STATED GOAL: Copy every line that contains the string "disk" from the entries below.

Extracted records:
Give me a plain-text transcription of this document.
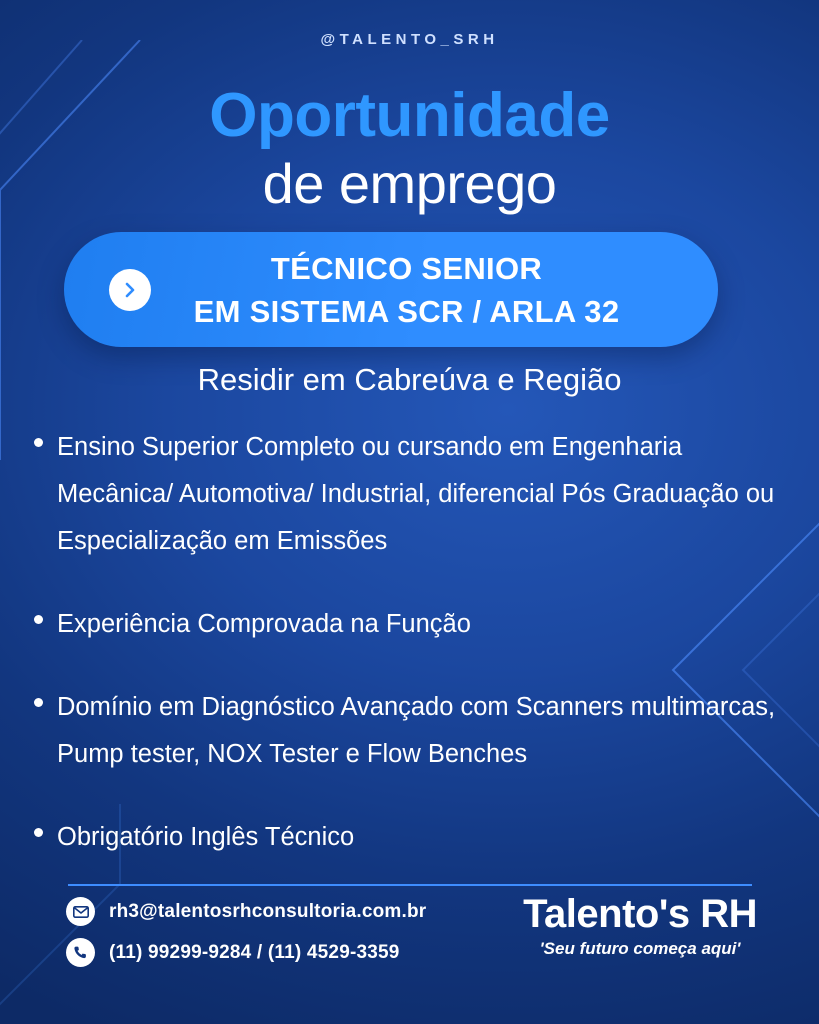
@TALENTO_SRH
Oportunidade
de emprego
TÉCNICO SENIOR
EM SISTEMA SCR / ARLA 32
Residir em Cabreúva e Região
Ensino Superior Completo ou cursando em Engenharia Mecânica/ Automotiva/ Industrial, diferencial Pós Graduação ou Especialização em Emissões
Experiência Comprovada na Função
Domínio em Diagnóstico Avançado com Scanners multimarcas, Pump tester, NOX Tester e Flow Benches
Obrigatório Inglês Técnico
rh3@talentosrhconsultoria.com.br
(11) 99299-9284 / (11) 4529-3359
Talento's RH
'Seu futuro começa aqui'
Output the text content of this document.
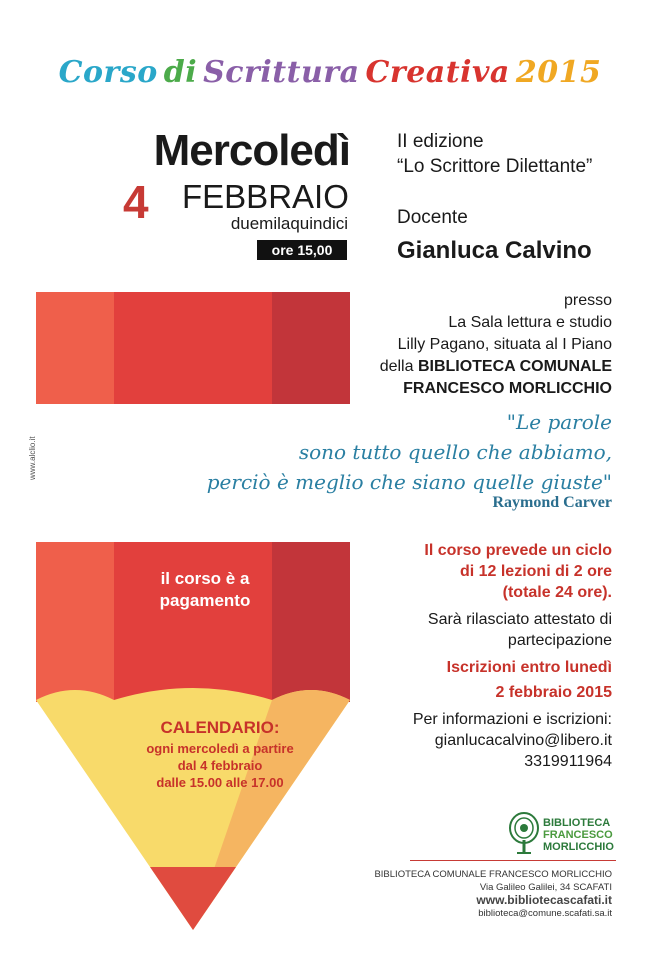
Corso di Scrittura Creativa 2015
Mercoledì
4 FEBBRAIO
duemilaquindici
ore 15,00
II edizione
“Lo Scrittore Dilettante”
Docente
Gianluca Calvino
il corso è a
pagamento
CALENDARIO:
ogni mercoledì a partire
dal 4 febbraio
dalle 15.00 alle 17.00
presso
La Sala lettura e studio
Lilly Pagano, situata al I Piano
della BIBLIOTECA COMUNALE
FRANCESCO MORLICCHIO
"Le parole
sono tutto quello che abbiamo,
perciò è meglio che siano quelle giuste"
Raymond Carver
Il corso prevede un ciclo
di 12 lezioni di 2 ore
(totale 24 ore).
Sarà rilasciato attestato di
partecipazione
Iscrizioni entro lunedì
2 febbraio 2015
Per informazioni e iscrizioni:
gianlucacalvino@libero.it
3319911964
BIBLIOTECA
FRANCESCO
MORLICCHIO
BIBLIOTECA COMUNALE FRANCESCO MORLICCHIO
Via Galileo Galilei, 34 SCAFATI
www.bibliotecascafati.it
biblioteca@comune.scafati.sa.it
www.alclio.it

==

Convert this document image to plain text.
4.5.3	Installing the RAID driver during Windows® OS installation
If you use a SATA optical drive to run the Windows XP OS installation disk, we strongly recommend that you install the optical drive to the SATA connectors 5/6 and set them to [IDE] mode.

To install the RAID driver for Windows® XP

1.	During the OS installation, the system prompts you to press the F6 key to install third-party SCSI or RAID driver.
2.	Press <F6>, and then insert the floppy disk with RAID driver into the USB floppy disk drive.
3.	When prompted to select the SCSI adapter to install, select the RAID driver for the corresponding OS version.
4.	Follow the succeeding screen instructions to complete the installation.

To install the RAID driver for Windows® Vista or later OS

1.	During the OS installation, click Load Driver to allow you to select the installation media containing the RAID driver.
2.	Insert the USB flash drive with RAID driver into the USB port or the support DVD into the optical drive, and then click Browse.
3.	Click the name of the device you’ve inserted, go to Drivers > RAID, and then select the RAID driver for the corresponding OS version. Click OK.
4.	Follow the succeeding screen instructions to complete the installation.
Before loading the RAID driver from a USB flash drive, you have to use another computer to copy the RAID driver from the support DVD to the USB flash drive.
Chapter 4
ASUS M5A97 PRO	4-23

---

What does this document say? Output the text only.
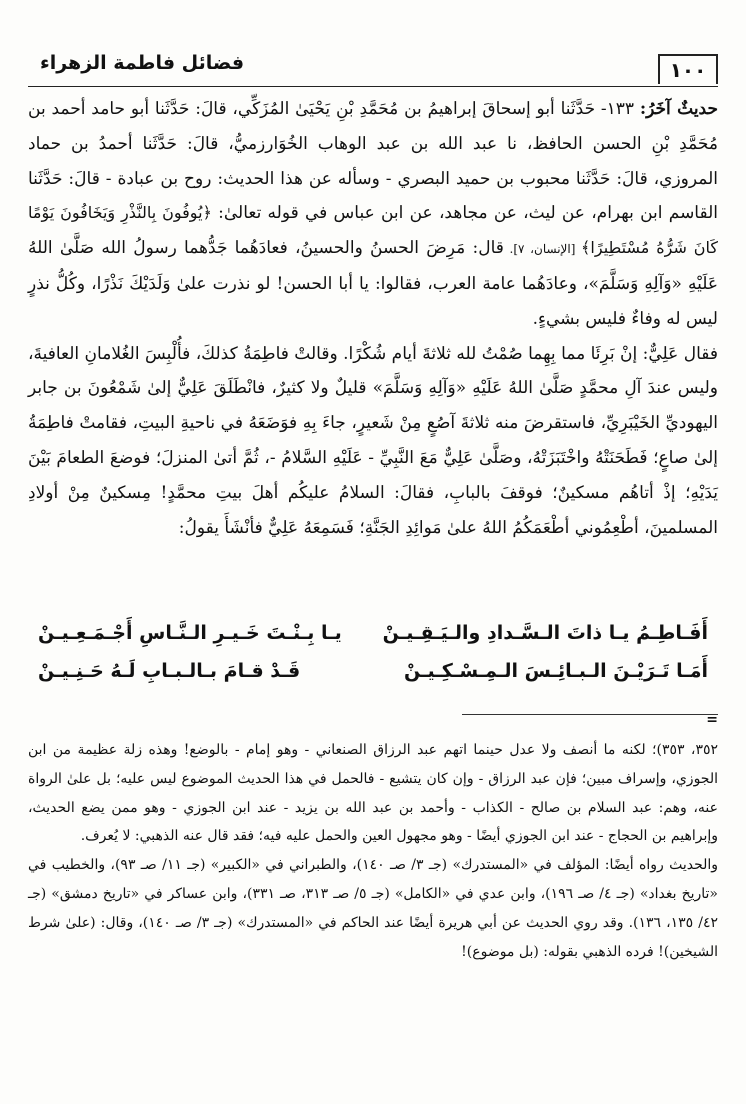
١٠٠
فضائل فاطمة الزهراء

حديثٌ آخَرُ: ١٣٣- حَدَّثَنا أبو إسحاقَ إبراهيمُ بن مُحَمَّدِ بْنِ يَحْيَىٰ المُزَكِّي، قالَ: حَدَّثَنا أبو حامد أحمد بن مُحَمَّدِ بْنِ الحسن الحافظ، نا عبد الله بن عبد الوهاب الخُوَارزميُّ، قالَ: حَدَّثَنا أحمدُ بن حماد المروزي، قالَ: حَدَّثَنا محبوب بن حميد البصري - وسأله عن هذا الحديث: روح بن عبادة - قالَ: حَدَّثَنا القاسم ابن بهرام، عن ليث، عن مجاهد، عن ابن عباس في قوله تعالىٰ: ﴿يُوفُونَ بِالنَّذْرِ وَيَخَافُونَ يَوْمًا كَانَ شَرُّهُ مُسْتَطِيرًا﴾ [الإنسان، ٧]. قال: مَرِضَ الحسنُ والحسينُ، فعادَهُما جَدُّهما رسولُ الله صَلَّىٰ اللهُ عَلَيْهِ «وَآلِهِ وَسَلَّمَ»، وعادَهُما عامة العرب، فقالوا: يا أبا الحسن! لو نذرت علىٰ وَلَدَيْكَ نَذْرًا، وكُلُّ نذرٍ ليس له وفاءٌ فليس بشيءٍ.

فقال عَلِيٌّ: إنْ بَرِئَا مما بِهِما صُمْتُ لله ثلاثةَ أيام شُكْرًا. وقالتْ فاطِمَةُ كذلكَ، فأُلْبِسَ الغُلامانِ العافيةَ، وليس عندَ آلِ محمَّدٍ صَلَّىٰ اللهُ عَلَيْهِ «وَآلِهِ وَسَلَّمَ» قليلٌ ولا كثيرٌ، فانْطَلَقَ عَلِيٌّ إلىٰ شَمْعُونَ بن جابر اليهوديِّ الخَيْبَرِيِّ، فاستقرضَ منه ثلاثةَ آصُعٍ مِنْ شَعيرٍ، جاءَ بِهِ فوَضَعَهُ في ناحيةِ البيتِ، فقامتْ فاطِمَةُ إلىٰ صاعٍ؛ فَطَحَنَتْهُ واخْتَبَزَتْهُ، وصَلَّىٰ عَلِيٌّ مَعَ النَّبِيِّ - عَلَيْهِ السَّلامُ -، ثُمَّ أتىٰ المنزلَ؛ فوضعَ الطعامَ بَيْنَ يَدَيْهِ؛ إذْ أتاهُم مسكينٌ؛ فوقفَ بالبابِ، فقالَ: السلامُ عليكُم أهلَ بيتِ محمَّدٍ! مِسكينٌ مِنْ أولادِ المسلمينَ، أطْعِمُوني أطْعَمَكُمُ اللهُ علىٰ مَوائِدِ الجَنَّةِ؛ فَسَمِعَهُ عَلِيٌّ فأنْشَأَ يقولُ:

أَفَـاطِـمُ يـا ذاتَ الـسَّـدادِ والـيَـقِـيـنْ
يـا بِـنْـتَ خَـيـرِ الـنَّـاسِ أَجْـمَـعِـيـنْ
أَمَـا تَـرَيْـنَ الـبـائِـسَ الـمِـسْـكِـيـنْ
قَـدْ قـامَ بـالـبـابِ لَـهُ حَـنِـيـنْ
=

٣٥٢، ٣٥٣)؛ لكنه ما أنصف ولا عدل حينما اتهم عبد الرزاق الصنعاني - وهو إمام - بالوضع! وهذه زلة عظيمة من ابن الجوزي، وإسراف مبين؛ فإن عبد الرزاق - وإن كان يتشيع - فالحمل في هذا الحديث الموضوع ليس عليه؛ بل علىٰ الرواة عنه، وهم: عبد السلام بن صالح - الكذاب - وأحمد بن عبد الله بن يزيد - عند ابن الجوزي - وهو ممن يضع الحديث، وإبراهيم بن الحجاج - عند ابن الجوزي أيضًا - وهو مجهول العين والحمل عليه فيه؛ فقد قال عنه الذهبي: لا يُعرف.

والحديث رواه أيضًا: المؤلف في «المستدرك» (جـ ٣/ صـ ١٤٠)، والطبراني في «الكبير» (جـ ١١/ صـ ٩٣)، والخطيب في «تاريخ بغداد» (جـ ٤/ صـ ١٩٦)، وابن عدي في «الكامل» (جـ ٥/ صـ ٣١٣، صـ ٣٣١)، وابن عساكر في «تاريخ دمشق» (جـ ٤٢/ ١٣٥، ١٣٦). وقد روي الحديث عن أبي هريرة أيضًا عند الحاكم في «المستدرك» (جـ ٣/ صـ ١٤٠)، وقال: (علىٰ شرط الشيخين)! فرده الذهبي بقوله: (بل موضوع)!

THE RESULT:
If you use a SATA optical drive to run the Windows XP OS installation disk, we strongly recommend that you install the optical drive to the SATA connectors 5/6 and set them to [IDE] mode.
2.	Press <F6>, and then insert the floppy disk with RAID driver into the USB floppy disk drive.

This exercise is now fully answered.